● INSTRUCTIONS TO FOLLOW
Reproduce all of the data below without alteration; exclude every picture.

[Entries from a visual dataset]
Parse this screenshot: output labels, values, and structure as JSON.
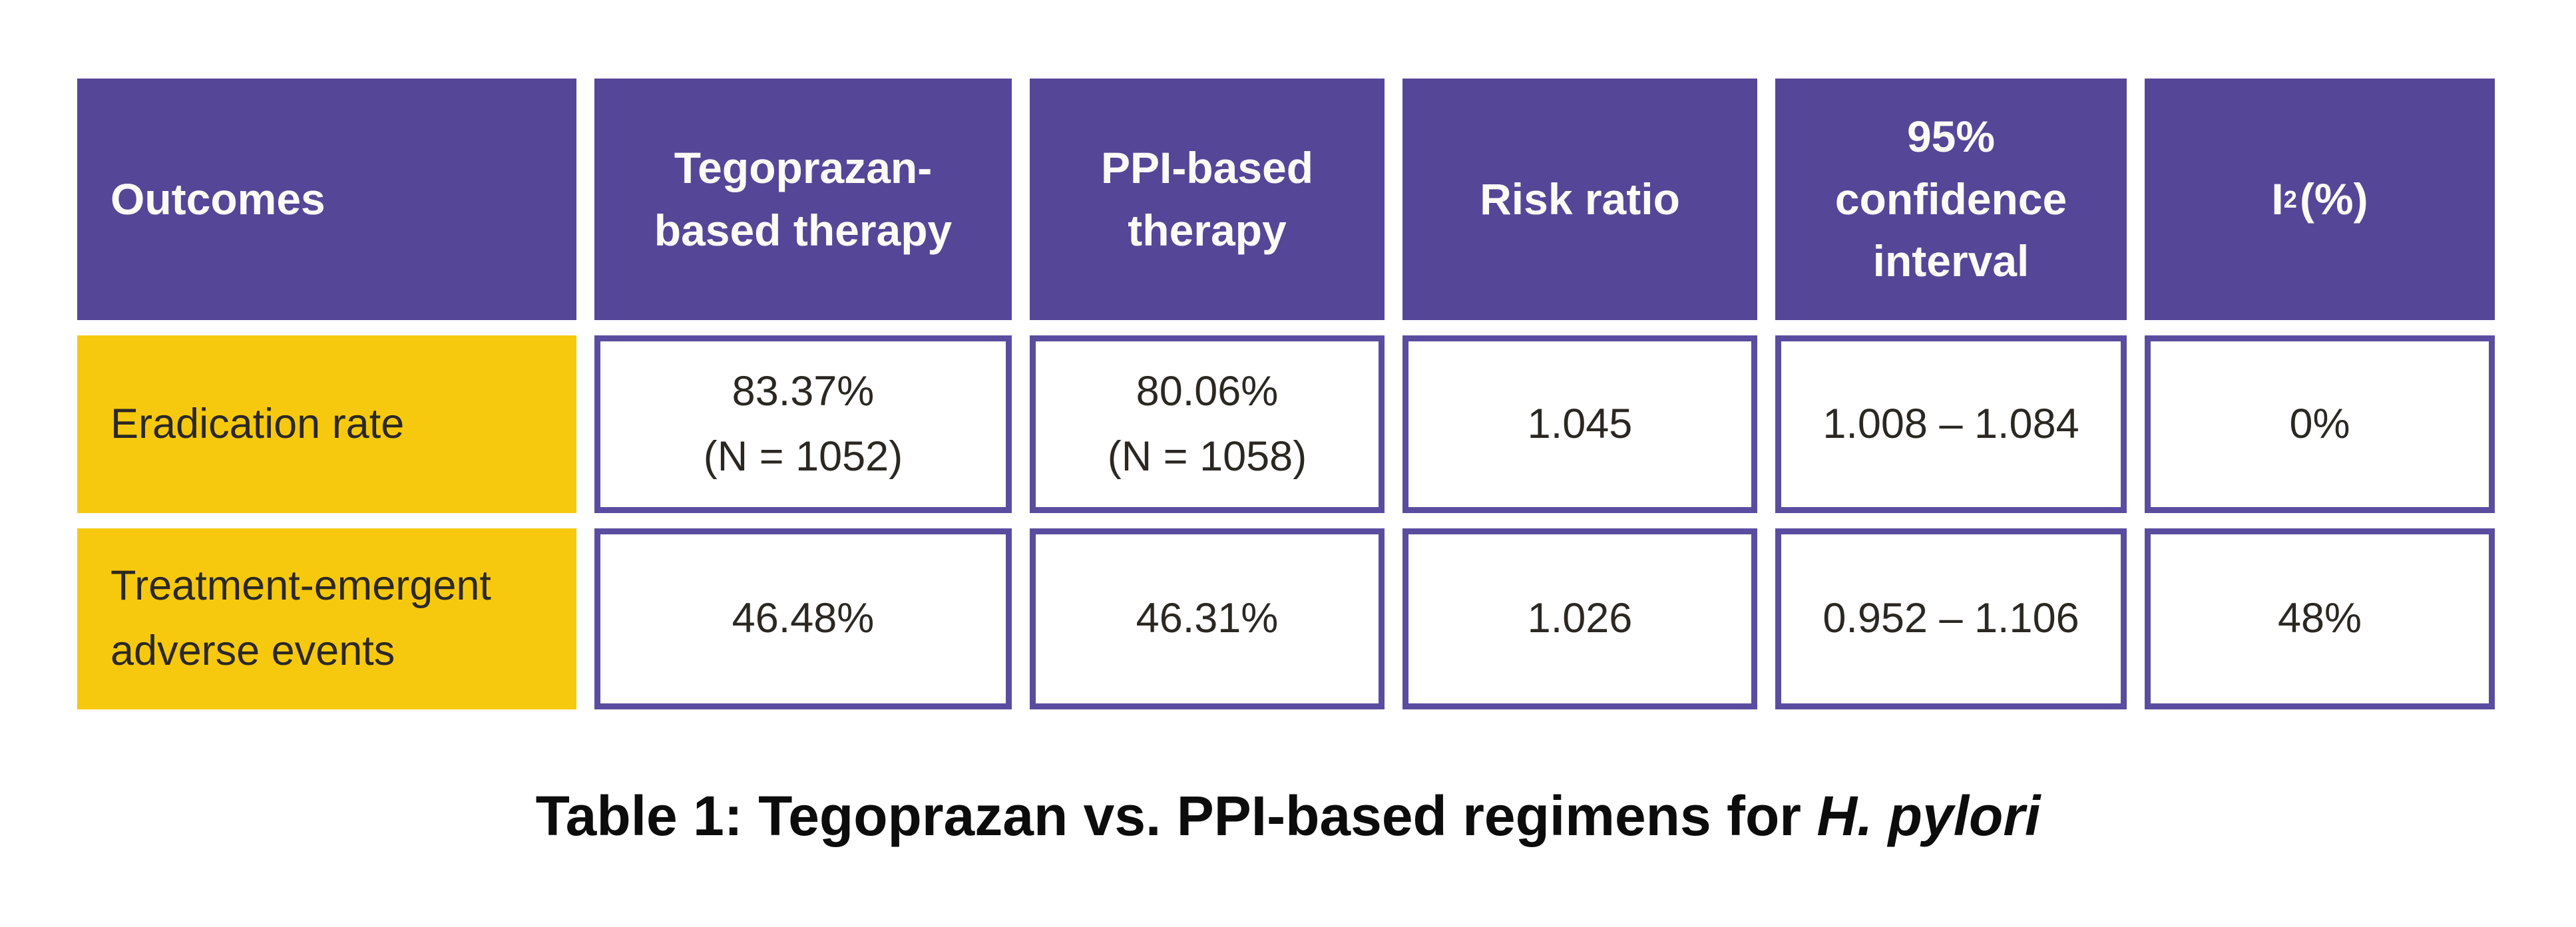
{
  "colors": {
    "purple": "#564697",
    "purple_border": "#5a4da0",
    "yellow": "#f6c90e",
    "header_text": "#fcfbf7",
    "dark_text": "#2b2823",
    "background": "#ffffff"
  },
  "table": {
    "headers": [
      {
        "text": "Outcomes",
        "align": "left"
      },
      {
        "text": "Tegoprazan-based therapy"
      },
      {
        "text": "PPI-based therapy"
      },
      {
        "text": "Risk ratio"
      },
      {
        "text": "95% confidence interval"
      },
      {
        "text": "I",
        "sup": "2",
        "suffix": " (%)"
      }
    ],
    "rows": [
      {
        "label": "Eradication rate",
        "cells": [
          [
            "83.37%",
            "(N = 1052)"
          ],
          [
            "80.06%",
            "(N = 1058)"
          ],
          [
            "1.045"
          ],
          [
            "1.008 – 1.084"
          ],
          [
            "0%"
          ]
        ]
      },
      {
        "label": "Treatment-emergent adverse events",
        "cells": [
          [
            "46.48%"
          ],
          [
            "46.31%"
          ],
          [
            "1.026"
          ],
          [
            "0.952 – 1.106"
          ],
          [
            "48%"
          ]
        ]
      }
    ]
  },
  "caption": {
    "parts": [
      {
        "text": "Table 1: Tegoprazan vs. PPI-based regimens for ",
        "italic": false
      },
      {
        "text": "H. pylori",
        "italic": true
      }
    ]
  },
  "chart_data": {
    "type": "table",
    "title": "Table 1: Tegoprazan vs. PPI-based regimens for H. pylori",
    "columns": [
      "Outcomes",
      "Tegoprazan-based therapy",
      "PPI-based therapy",
      "Risk ratio",
      "95% confidence interval",
      "I² (%)"
    ],
    "rows": [
      [
        "Eradication rate",
        "83.37% (N = 1052)",
        "80.06% (N = 1058)",
        "1.045",
        "1.008 – 1.084",
        "0%"
      ],
      [
        "Treatment-emergent adverse events",
        "46.48%",
        "46.31%",
        "1.026",
        "0.952 – 1.106",
        "48%"
      ]
    ]
  }
}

● PROBLEM SOLUTION
Parse this screenshot: output labels, values, and structure as JSON.
{
  "colors": {
    "purple": "#564697",
    "purple_border": "#5a4da0",
    "yellow": "#f6c90e",
    "header_text": "#fcfbf7",
    "dark_text": "#2b2823",
    "background": "#ffffff"
  },
  "table": {
    "headers": [
      {
        "text": "Outcomes",
        "align": "left"
      },
      {
        "text": "Tegoprazan-based therapy"
      },
      {
        "text": "PPI-based therapy"
      },
      {
        "text": "Risk ratio"
      },
      {
        "text": "95% confidence interval"
      },
      {
        "text": "I",
        "sup": "2",
        "suffix": " (%)"
      }
    ],
    "rows": [
      {
        "label": "Eradication rate",
        "cells": [
          [
            "83.37%",
            "(N = 1052)"
          ],
          [
            "80.06%",
            "(N = 1058)"
          ],
          [
            "1.045"
          ],
          [
            "1.008 – 1.084"
          ],
          [
            "0%"
          ]
        ]
      },
      {
        "label": "Treatment-emergent adverse events",
        "cells": [
          [
            "46.48%"
          ],
          [
            "46.31%"
          ],
          [
            "1.026"
          ],
          [
            "0.952 – 1.106"
          ],
          [
            "48%"
          ]
        ]
      }
    ]
  },
  "caption": {
    "parts": [
      {
        "text": "Table 1: Tegoprazan vs. PPI-based regimens for ",
        "italic": false
      },
      {
        "text": "H. pylori",
        "italic": true
      }
    ]
  },
  "chart_data": {
    "type": "table",
    "title": "Table 1: Tegoprazan vs. PPI-based regimens for H. pylori",
    "columns": [
      "Outcomes",
      "Tegoprazan-based therapy",
      "PPI-based therapy",
      "Risk ratio",
      "95% confidence interval",
      "I² (%)"
    ],
    "rows": [
      [
        "Eradication rate",
        "83.37% (N = 1052)",
        "80.06% (N = 1058)",
        "1.045",
        "1.008 – 1.084",
        "0%"
      ],
      [
        "Treatment-emergent adverse events",
        "46.48%",
        "46.31%",
        "1.026",
        "0.952 – 1.106",
        "48%"
      ]
    ]
  }
}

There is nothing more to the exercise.